▶ **Task brief**: Read through the records below and copy each line that uses the word "title".

-------------------------

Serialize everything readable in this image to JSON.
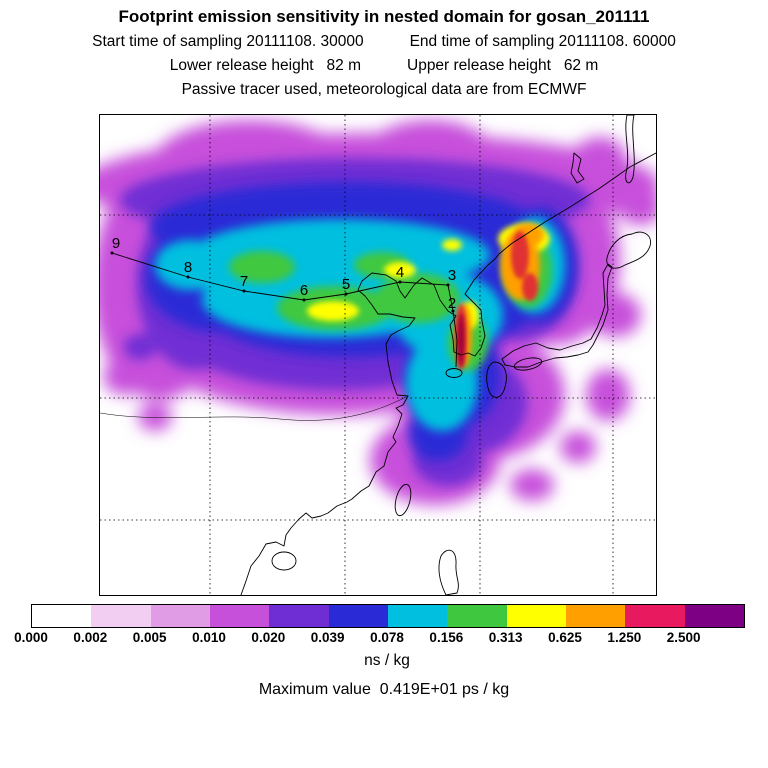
{
  "header": {
    "title": "Footprint emission sensitivity in nested domain for gosan_201111",
    "line2_left": "Start time of sampling 20111108. 30000",
    "line2_right": "End time of sampling 20111108. 60000",
    "line3_left": "Lower release height   82 m",
    "line3_right": "Upper release height   62 m",
    "line4": "Passive tracer used, meteorological data are from ECMWF"
  },
  "map": {
    "trajectory_markers": [
      "9",
      "8",
      "7",
      "6",
      "5",
      "4",
      "3",
      "2"
    ]
  },
  "colorbar": {
    "tick_labels": [
      "0.000",
      "0.002",
      "0.005",
      "0.010",
      "0.020",
      "0.039",
      "0.078",
      "0.156",
      "0.313",
      "0.625",
      "1.250",
      "2.500"
    ],
    "segment_colors": [
      "#FFFFFF",
      "#F2CEF2",
      "#E09DE6",
      "#C750DB",
      "#6F2DD4",
      "#2A2AD6",
      "#00BFDF",
      "#3FC83F",
      "#FFFF00",
      "#FFA000",
      "#E8195F",
      "#7D0084"
    ],
    "units": "ns / kg"
  },
  "footer": {
    "max_value": "Maximum value  0.419E+01 ps / kg"
  },
  "chart_data": {
    "type": "heatmap",
    "title": "Footprint emission sensitivity in nested domain for gosan_201111",
    "station": "gosan_201111",
    "sampling_start": "20111108. 30000",
    "sampling_end": "20111108. 60000",
    "lower_release_height_m": 82,
    "upper_release_height_m": 62,
    "tracer": "Passive tracer",
    "meteorology": "ECMWF",
    "units": "ns / kg",
    "levels": [
      0.0,
      0.002,
      0.005,
      0.01,
      0.02,
      0.039,
      0.078,
      0.156,
      0.313,
      0.625,
      1.25,
      2.5
    ],
    "level_colors": [
      "#FFFFFF",
      "#F2CEF2",
      "#E09DE6",
      "#C750DB",
      "#6F2DD4",
      "#2A2AD6",
      "#00BFDF",
      "#3FC83F",
      "#FFFF00",
      "#FFA000",
      "#E8195F",
      "#7D0084"
    ],
    "maximum_value": "0.419E+01 ps / kg",
    "back_trajectory_day_labels": [
      9,
      8,
      7,
      6,
      5,
      4,
      3,
      2
    ],
    "region": "East Asia (China, Korea, Japan) with sensitivity maximum converging near the receptor south-west of Korea",
    "legend_position": "bottom colorbar",
    "grid": "dashed lat/lon gridlines"
  }
}
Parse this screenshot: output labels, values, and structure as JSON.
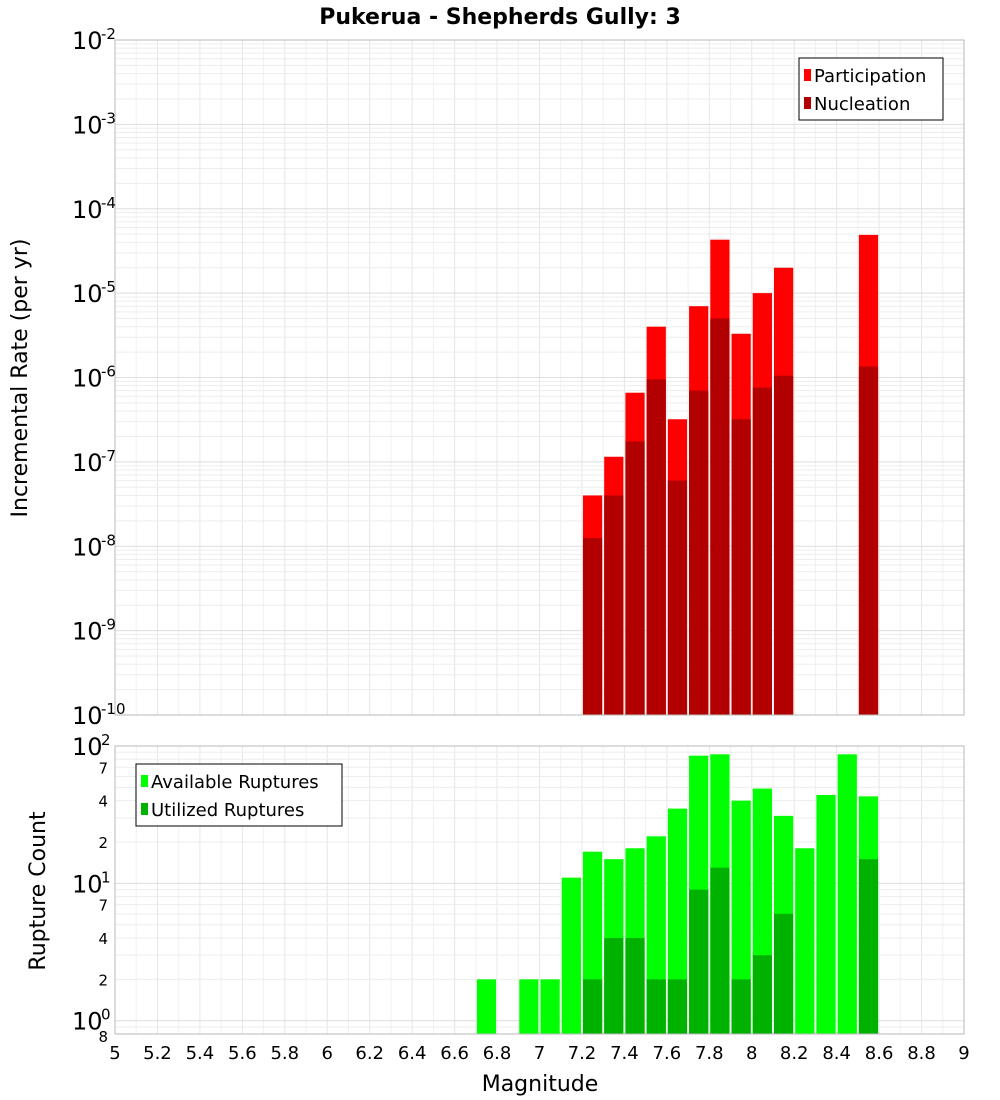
{
  "chart_data": [
    {
      "type": "bar",
      "title": "Pukerua - Shepherds Gully: 3",
      "ylabel": "Incremental Rate (per yr)",
      "yscale": "log",
      "ylim": [
        1e-10,
        0.01
      ],
      "xlim": [
        5,
        9
      ],
      "bar_width": 0.1,
      "grid": true,
      "legend_placement": "top-right",
      "series": [
        {
          "name": "Participation",
          "color": "#ff0000",
          "x": [
            7.25,
            7.35,
            7.45,
            7.55,
            7.65,
            7.75,
            7.85,
            7.95,
            8.05,
            8.15,
            8.55
          ],
          "values": [
            4e-08,
            1.15e-07,
            6.6e-07,
            4e-06,
            3.2e-07,
            7e-06,
            4.3e-05,
            3.3e-06,
            1e-05,
            2e-05,
            4.9e-05
          ]
        },
        {
          "name": "Nucleation",
          "color": "#b20000",
          "x": [
            7.25,
            7.35,
            7.45,
            7.55,
            7.65,
            7.75,
            7.85,
            7.95,
            8.05,
            8.15,
            8.55
          ],
          "values": [
            1.25e-08,
            4e-08,
            1.75e-07,
            9.5e-07,
            6e-08,
            7e-07,
            5e-06,
            3.2e-07,
            7.6e-07,
            1.05e-06,
            1.35e-06
          ]
        }
      ]
    },
    {
      "type": "bar",
      "xlabel": "Magnitude",
      "ylabel": "Rupture Count",
      "yscale": "log",
      "ylim": [
        0.8,
        100
      ],
      "xlim": [
        5,
        9
      ],
      "x_ticks": [
        "5",
        "5.2",
        "5.4",
        "5.6",
        "5.8",
        "6",
        "6.2",
        "6.4",
        "6.6",
        "6.8",
        "7",
        "7.2",
        "7.4",
        "7.6",
        "7.8",
        "8",
        "8.2",
        "8.4",
        "8.6",
        "8.8",
        "9"
      ],
      "bar_width": 0.1,
      "grid": true,
      "legend_placement": "top-left",
      "series": [
        {
          "name": "Available Ruptures",
          "color": "#00ff00",
          "x": [
            6.75,
            6.95,
            7.05,
            7.15,
            7.25,
            7.35,
            7.45,
            7.55,
            7.65,
            7.75,
            7.85,
            7.95,
            8.05,
            8.15,
            8.25,
            8.35,
            8.45,
            8.55
          ],
          "values": [
            2,
            2,
            2,
            11,
            17,
            15,
            18,
            22,
            35,
            85,
            87,
            40,
            49,
            31,
            18,
            44,
            87,
            43
          ]
        },
        {
          "name": "Utilized Ruptures",
          "color": "#00b200",
          "x": [
            7.25,
            7.35,
            7.45,
            7.55,
            7.65,
            7.75,
            7.85,
            7.95,
            8.05,
            8.15,
            8.55
          ],
          "values": [
            2,
            4,
            4,
            2,
            2,
            9,
            13,
            2,
            3,
            6,
            15
          ]
        }
      ]
    }
  ]
}
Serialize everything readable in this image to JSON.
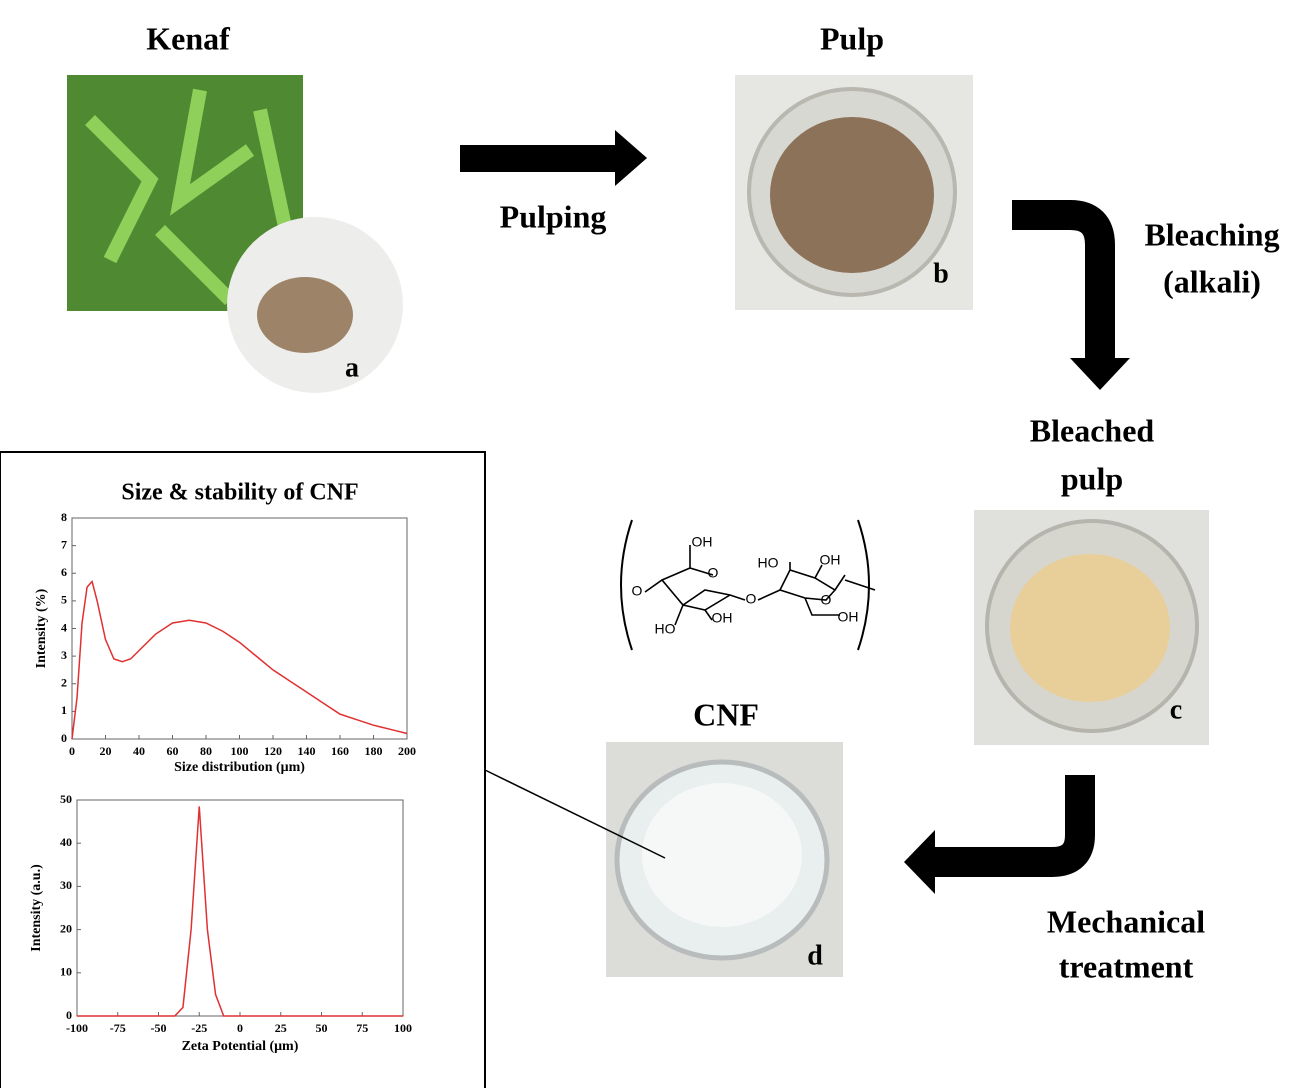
{
  "labels": {
    "kenaf": "Kenaf",
    "pulp": "Pulp",
    "pulping": "Pulping",
    "bleaching": [
      "Bleaching",
      "(alkali)"
    ],
    "bleached_pulp": [
      "Bleached",
      "pulp"
    ],
    "cnf": "CNF",
    "mechanical": [
      "Mechanical",
      "treatment"
    ],
    "photo_tags": [
      "a",
      "b",
      "c",
      "d"
    ]
  },
  "structure": {
    "labels": [
      "OH",
      "HO",
      "OH",
      "HO",
      "OH",
      "OH",
      "O",
      "O",
      "O",
      "O"
    ]
  },
  "charts": [
    {
      "type": "line",
      "title": "Size & stability of CNF",
      "xlabel": "Size distribution (μm)",
      "ylabel": "Intensity (%)",
      "x": [
        0,
        3,
        6,
        9,
        12,
        15,
        20,
        25,
        30,
        35,
        40,
        50,
        60,
        70,
        80,
        90,
        100,
        110,
        120,
        130,
        140,
        150,
        160,
        170,
        180,
        190,
        200
      ],
      "values": [
        0,
        1.5,
        4.2,
        5.5,
        5.7,
        5.0,
        3.6,
        2.9,
        2.8,
        2.9,
        3.2,
        3.8,
        4.2,
        4.3,
        4.2,
        3.9,
        3.5,
        3.0,
        2.5,
        2.1,
        1.7,
        1.3,
        0.9,
        0.7,
        0.5,
        0.35,
        0.2
      ],
      "color": "#e03030",
      "xlim": [
        0,
        200
      ],
      "ylim": [
        0,
        8
      ],
      "xticks": [
        0,
        20,
        40,
        60,
        80,
        100,
        120,
        140,
        160,
        180,
        200
      ],
      "yticks": [
        0,
        1,
        2,
        3,
        4,
        5,
        6,
        7,
        8
      ]
    },
    {
      "type": "line",
      "xlabel": "Zeta Potential (μm)",
      "ylabel": "Intensity (a.u.)",
      "x": [
        -100,
        -50,
        -40,
        -35,
        -30,
        -25,
        -20,
        -15,
        -10,
        0,
        50,
        100
      ],
      "values": [
        0,
        0,
        0,
        2,
        20,
        48.5,
        20,
        5,
        0,
        0,
        0,
        0
      ],
      "color": "#e03030",
      "xlim": [
        -100,
        100
      ],
      "ylim": [
        0,
        50
      ],
      "xticks": [
        -100,
        -75,
        -50,
        -25,
        0,
        25,
        50,
        75,
        100
      ],
      "yticks": [
        0,
        10,
        20,
        30,
        40,
        50
      ]
    }
  ]
}
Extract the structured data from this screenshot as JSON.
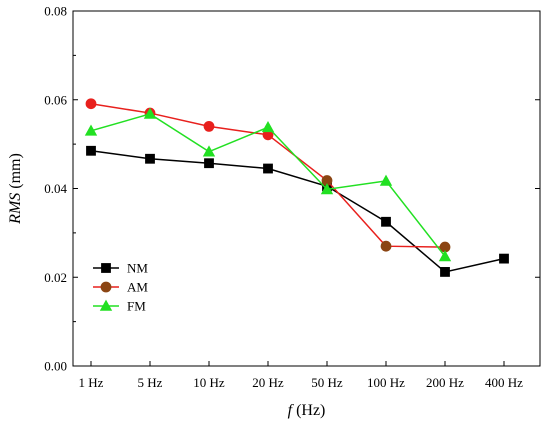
{
  "chart_data": {
    "type": "line",
    "categories": [
      "1 Hz",
      "5 Hz",
      "10 Hz",
      "20 Hz",
      "50 Hz",
      "100 Hz",
      "200 Hz",
      "400 Hz"
    ],
    "ylabel_italic": "RMS",
    "ylabel_unit": " (mm)",
    "xlabel_italic": "f",
    "xlabel_unit": " (Hz)",
    "ylim": [
      0,
      0.08
    ],
    "yticks": [
      0.0,
      0.02,
      0.04,
      0.06,
      0.08
    ],
    "ytick_labels": [
      "0.00",
      "0.02",
      "0.04",
      "0.06",
      "0.08"
    ],
    "grid": false,
    "legend_position": "bottom-left",
    "series": [
      {
        "name": "NM",
        "color": "#000000",
        "marker": "square",
        "values": [
          0.0485,
          0.0467,
          0.0457,
          0.0445,
          0.0405,
          0.0325,
          0.0212,
          0.0242
        ]
      },
      {
        "name": "AM",
        "color": "#e8201d",
        "marker_color": "#8b4513",
        "marker_color_high": "#e8201d",
        "marker": "circle",
        "values": [
          0.0591,
          0.057,
          0.054,
          0.0521,
          0.0418,
          0.027,
          0.0268,
          null
        ]
      },
      {
        "name": "FM",
        "color": "#22e022",
        "marker": "triangle",
        "values": [
          0.053,
          0.0568,
          0.0483,
          0.0538,
          0.0398,
          0.0417,
          0.0247,
          null
        ]
      }
    ]
  }
}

-------------------------

▶ **In response**:
    "title": "Footprint emission sensitivity in nested domain for gosan_201111",
    "title": "Footprint emission sensitivity in nested domain for gosan_201111",
      "title": "Pukerua - Shepherds Gully: 3",
      "title": "Size & stability of CNF",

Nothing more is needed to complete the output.